### EXERCISE
Leave out any picture and return the remaining listing below exactly as given.

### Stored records
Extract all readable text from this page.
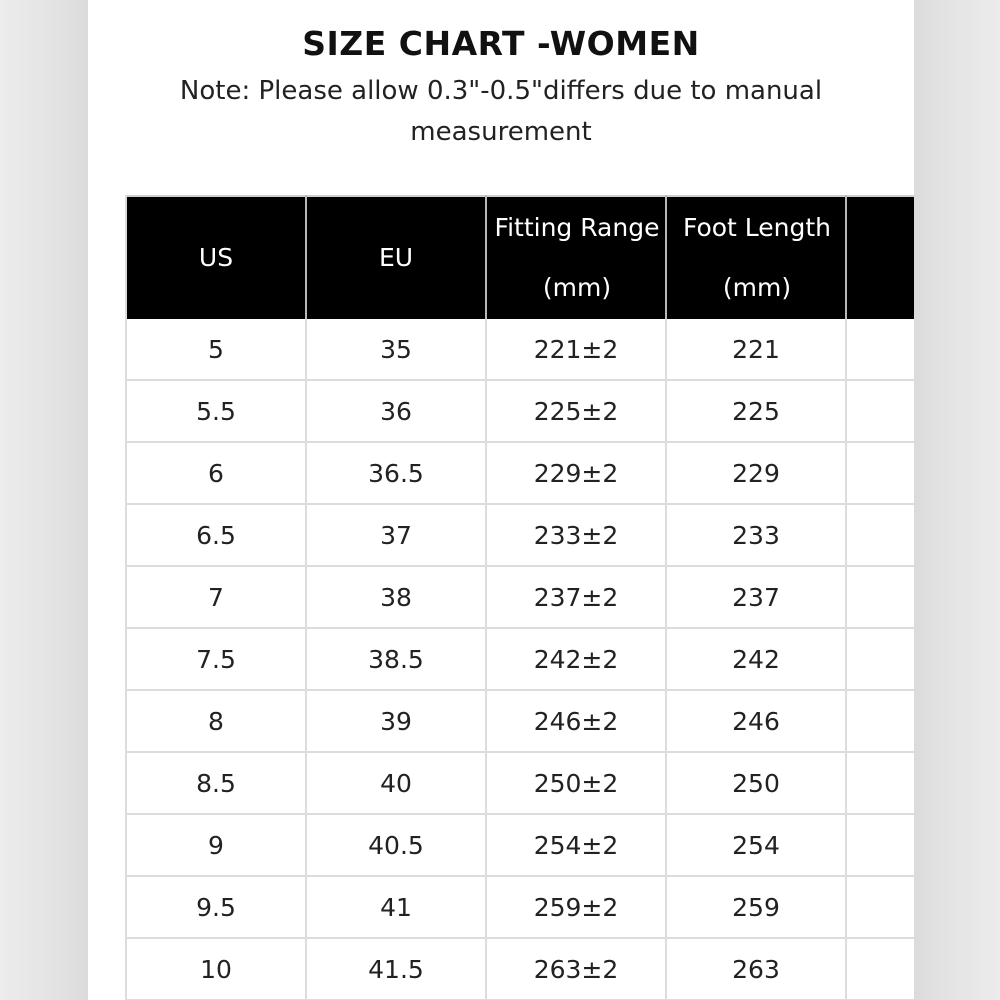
SIZE CHART -WOMEN
Note: Please allow 0.3"-0.5"differs due to manual measurement
US	EU	Fitting Range(mm)	Foot Length(mm)	

5	35	221±2	221	
5.5	36	225±2	225	
6	36.5	229±2	229	
6.5	37	233±2	233	
7	38	237±2	237	
7.5	38.5	242±2	242	
8	39	246±2	246	
8.5	40	250±2	250	
9	40.5	254±2	254	
9.5	41	259±2	259	
10	41.5	263±2	263	
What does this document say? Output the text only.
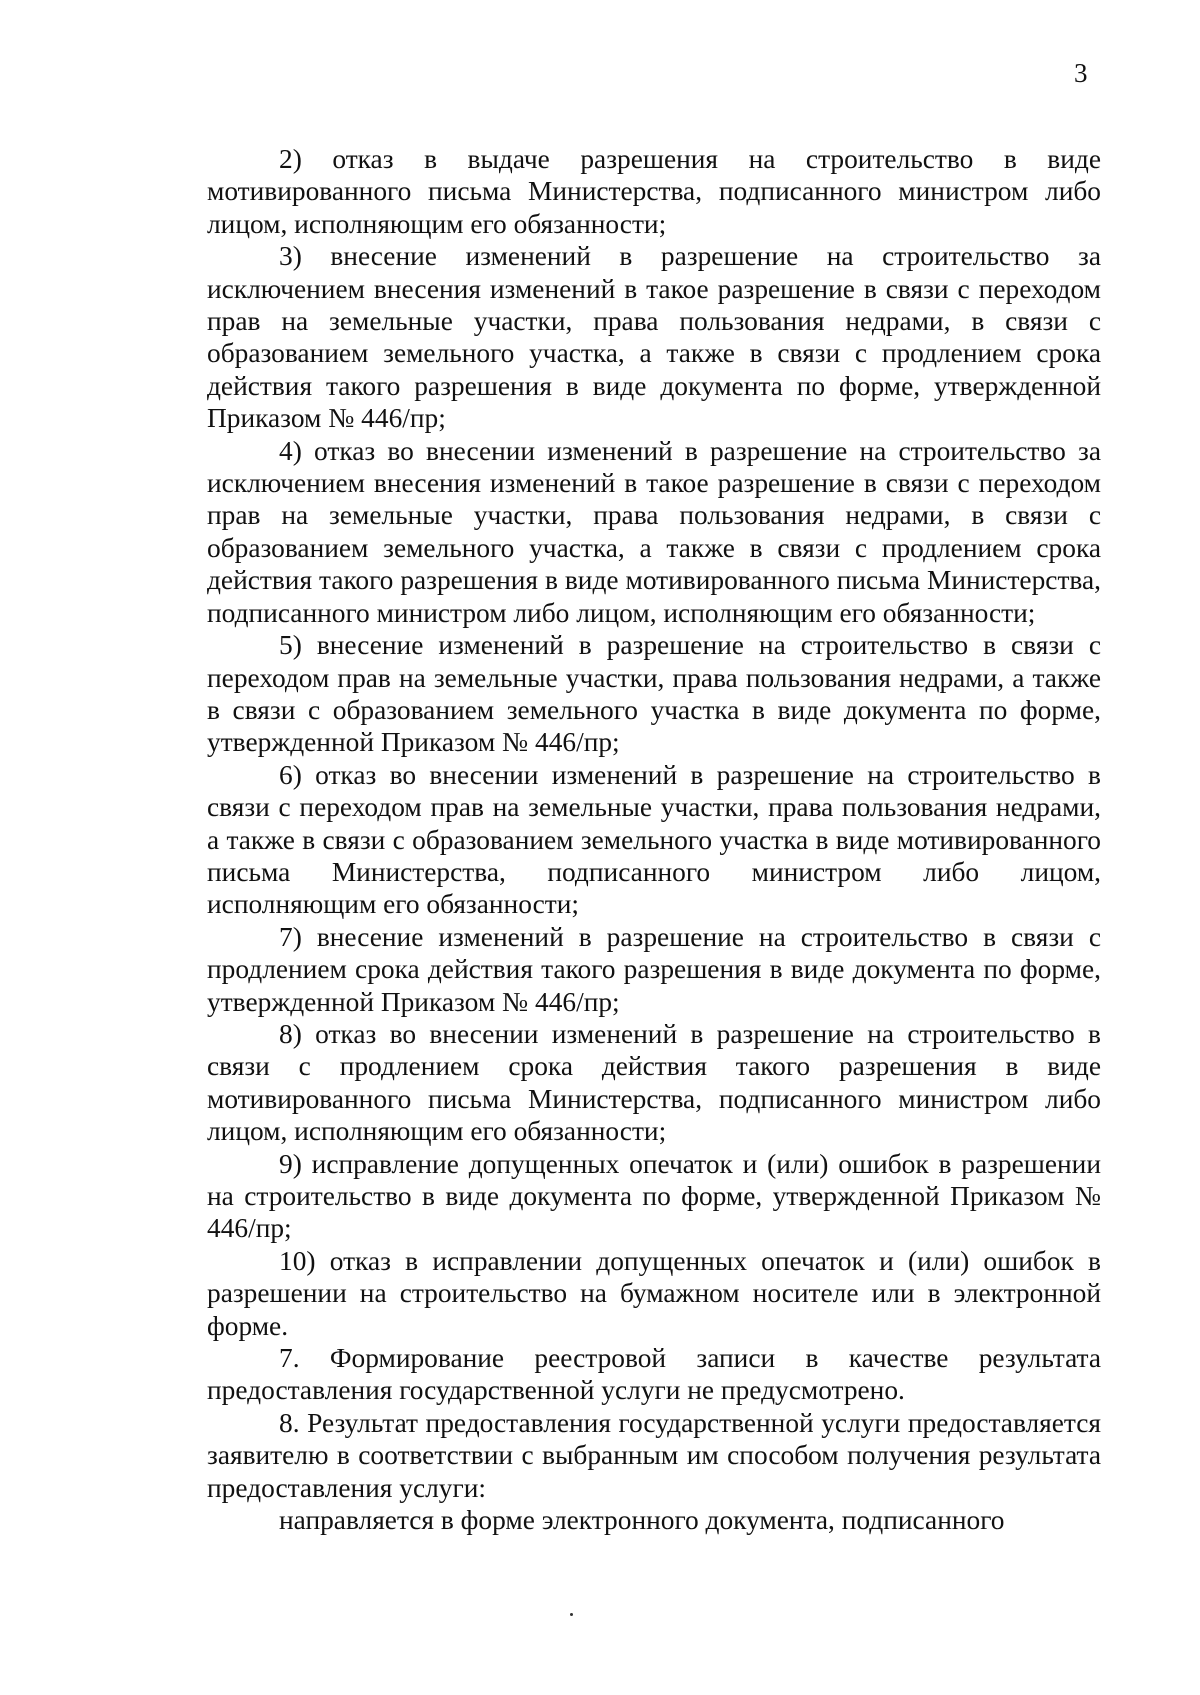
3

2) отказ в выдаче разрешения на строительство в виде мотивированного письма Министерства, подписанного министром либо лицом, исполняющим его обязанности;

3) внесение изменений в разрешение на строительство за исключением внесения изменений в такое разрешение в связи с переходом прав на земельные участки, права пользования недрами, в связи с образованием земельного участка, а также в связи с продлением срока действия такого разрешения в виде документа по форме, утвержденной Приказом № 446/пр;

4) отказ во внесении изменений в разрешение на строительство за исключением внесения изменений в такое разрешение в связи с переходом прав на земельные участки, права пользования недрами, в связи с образованием земельного участка, а также в связи с продлением срока действия такого разрешения в виде мотивированного письма Министерства, подписанного министром либо лицом, исполняющим его обязанности;

5) внесение изменений в разрешение на строительство в связи с переходом прав на земельные участки, права пользования недрами, а также в связи с образованием земельного участка в виде документа по форме, утвержденной Приказом № 446/пр;

6) отказ во внесении изменений в разрешение на строительство в связи с переходом прав на земельные участки, права пользования недрами, а также в связи с образованием земельного участка в виде мотивированного письма Министерства, подписанного министром либо лицом, исполняющим его обязанности;

7) внесение изменений в разрешение на строительство в связи с продлением срока действия такого разрешения в виде документа по форме, утвержденной Приказом № 446/пр;

8) отказ во внесении изменений в разрешение на строительство в связи с продлением срока действия такого разрешения в виде мотивированного письма Министерства, подписанного министром либо лицом, исполняющим его обязанности;

9) исправление допущенных опечаток и (или) ошибок в разрешении на строительство в виде документа по форме, утвержденной Приказом № 446/пр;

10) отказ в исправлении допущенных опечаток и (или) ошибок в разрешении на строительство на бумажном носителе или в электронной форме.

7. Формирование реестровой записи в качестве результата предоставления государственной услуги не предусмотрено.

8. Результат предоставления государственной услуги предоставляется заявителю в соответствии с выбранным им способом получения результата предоставления услуги:

направляется в форме электронного документа, подписанного
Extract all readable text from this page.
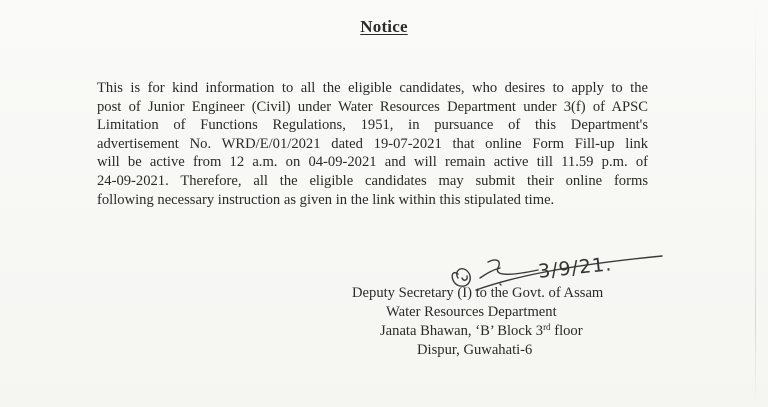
Notice
This is for kind information to all the eligible candidates, who desires to apply to the
post of Junior Engineer (Civil) under Water Resources Department under 3(f) of APSC
Limitation of Functions Regulations, 1951, in pursuance of this Department's
advertisement No. WRD/E/01/2021 dated 19-07-2021 that online Form Fill-up link
will be active from 12 a.m. on 04-09-2021 and will remain active till 11.59 p.m. of
24-09-2021. Therefore, all the eligible candidates may submit their online forms
following necessary instruction as given in the link within this stipulated time.
3/9/21.
Deputy Secretary (I) to the Govt. of Assam
Water Resources Department
Janata Bhawan, ‘B’ Block 3rd floor
Dispur, Guwahati-6
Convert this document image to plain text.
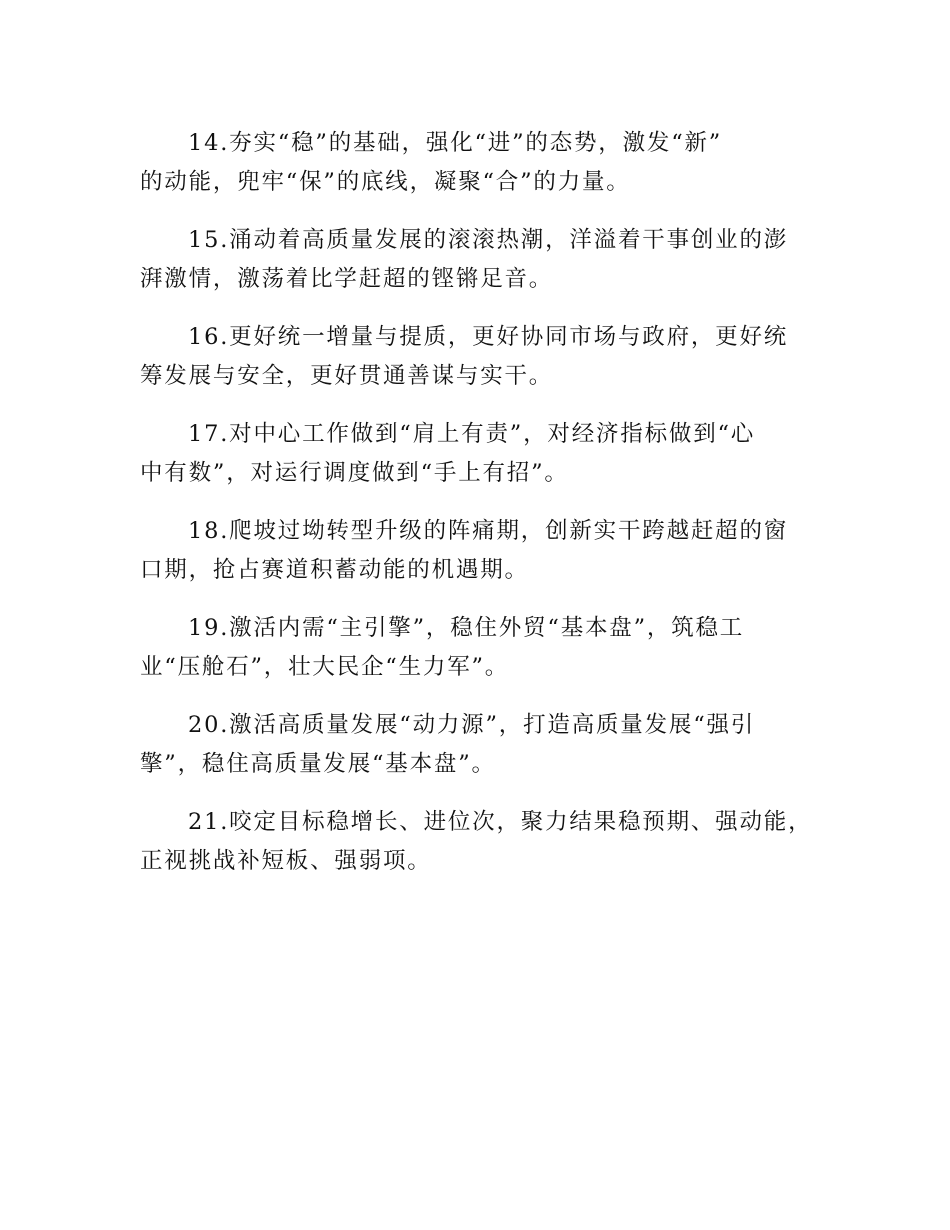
14.夯实“稳”的基础，强化“进”的态势，激发“新”
的动能，兜牢“保”的底线，凝聚“合”的力量。

15.涌动着高质量发展的滚滚热潮，洋溢着干事创业的澎
湃激情，激荡着比学赶超的铿锵足音。

16.更好统一增量与提质，更好协同市场与政府，更好统
筹发展与安全，更好贯通善谋与实干。

17.对中心工作做到“肩上有责”，对经济指标做到“心
中有数”，对运行调度做到“手上有招”。

18.爬坡过坳转型升级的阵痛期，创新实干跨越赶超的窗
口期，抢占赛道积蓄动能的机遇期。

19.激活内需“主引擎”，稳住外贸“基本盘”，筑稳工
业“压舱石”，壮大民企“生力军”。

20.激活高质量发展“动力源”，打造高质量发展“强引
擎”，稳住高质量发展“基本盘”。

21.咬定目标稳增长、进位次，聚力结果稳预期、强动能，
正视挑战补短板、强弱项。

### WRITTEN REPLY
Extract all readable text from this page.
SIZE CHART -WOMEN
Note: Please allow 0.3"-0.5"differs due to manual measurement
US	EU	Fitting Range(mm)	Foot Length(mm)	

5	35	221±2	221	
5.5	36	225±2	225	
6	36.5	229±2	229	
6.5	37	233±2	233	
7	38	237±2	237	
7.5	38.5	242±2	242	
8	39	246±2	246	
8.5	40	250±2	250	
9	40.5	254±2	254	
9.5	41	259±2	259	
10	41.5	263±2	263	
What does this document say? Output the text only.
3

2) отказ в выдаче разрешения на строительство в виде мотивированного письма Министерства, подписанного министром либо лицом, исполняющим его обязанности;

3) внесение изменений в разрешение на строительство за исключением внесения изменений в такое разрешение в связи с переходом прав на земельные участки, права пользования недрами, в связи с образованием земельного участка, а также в связи с продлением срока действия такого разрешения в виде документа по форме, утвержденной Приказом № 446/пр;

4) отказ во внесении изменений в разрешение на строительство за исключением внесения изменений в такое разрешение в связи с переходом прав на земельные участки, права пользования недрами, в связи с образованием земельного участка, а также в связи с продлением срока действия такого разрешения в виде мотивированного письма Министерства, подписанного министром либо лицом, исполняющим его обязанности;

5) внесение изменений в разрешение на строительство в связи с переходом прав на земельные участки, права пользования недрами, а также в связи с образованием земельного участка в виде документа по форме, утвержденной Приказом № 446/пр;

6) отказ во внесении изменений в разрешение на строительство в связи с переходом прав на земельные участки, права пользования недрами, а также в связи с образованием земельного участка в виде мотивированного письма Министерства, подписанного министром либо лицом, исполняющим его обязанности;

7) внесение изменений в разрешение на строительство в связи с продлением срока действия такого разрешения в виде документа по форме, утвержденной Приказом № 446/пр;

8) отказ во внесении изменений в разрешение на строительство в связи с продлением срока действия такого разрешения в виде мотивированного письма Министерства, подписанного министром либо лицом, исполняющим его обязанности;

9) исправление допущенных опечаток и (или) ошибок в разрешении на строительство в виде документа по форме, утвержденной Приказом № 446/пр;

10) отказ в исправлении допущенных опечаток и (или) ошибок в разрешении на строительство на бумажном носителе или в электронной форме.

7. Формирование реестровой записи в качестве результата предоставления государственной услуги не предусмотрено.

8. Результат предоставления государственной услуги предоставляется заявителю в соответствии с выбранным им способом получения результата предоставления услуги:

направляется в форме электронного документа, подписанного
Extract all readable text from this page.
Notice
This is for kind information to all the eligible candidates, who desires to apply to the
post of Junior Engineer (Civil) under Water Resources Department under 3(f) of APSC
Limitation of Functions Regulations, 1951, in pursuance of this Department's
advertisement No. WRD/E/01/2021 dated 19-07-2021 that online Form Fill-up link
will be active from 12 a.m. on 04-09-2021 and will remain active till 11.59 p.m. of
24-09-2021. Therefore, all the eligible candidates may submit their online forms
following necessary instruction as given in the link within this stipulated time.
3/9/21.
Deputy Secretary (I) to the Govt. of Assam
Water Resources Department
Janata Bhawan, ‘B’ Block 3rd floor
Dispur, Guwahati-6
Convert this document image to plain text.
14.夯实“稳”的基础，强化“进”的态势，激发“新”
的动能，兜牢“保”的底线，凝聚“合”的力量。

15.涌动着高质量发展的滚滚热潮，洋溢着干事创业的澎
湃激情，激荡着比学赶超的铿锵足音。

16.更好统一增量与提质，更好协同市场与政府，更好统
筹发展与安全，更好贯通善谋与实干。

17.对中心工作做到“肩上有责”，对经济指标做到“心
中有数”，对运行调度做到“手上有招”。

18.爬坡过坳转型升级的阵痛期，创新实干跨越赶超的窗
口期，抢占赛道积蓄动能的机遇期。

19.激活内需“主引擎”，稳住外贸“基本盘”，筑稳工
业“压舱石”，壮大民企“生力军”。

20.激活高质量发展“动力源”，打造高质量发展“强引
擎”，稳住高质量发展“基本盘”。

21.咬定目标稳增长、进位次，聚力结果稳预期、强动能，
正视挑战补短板、强弱项。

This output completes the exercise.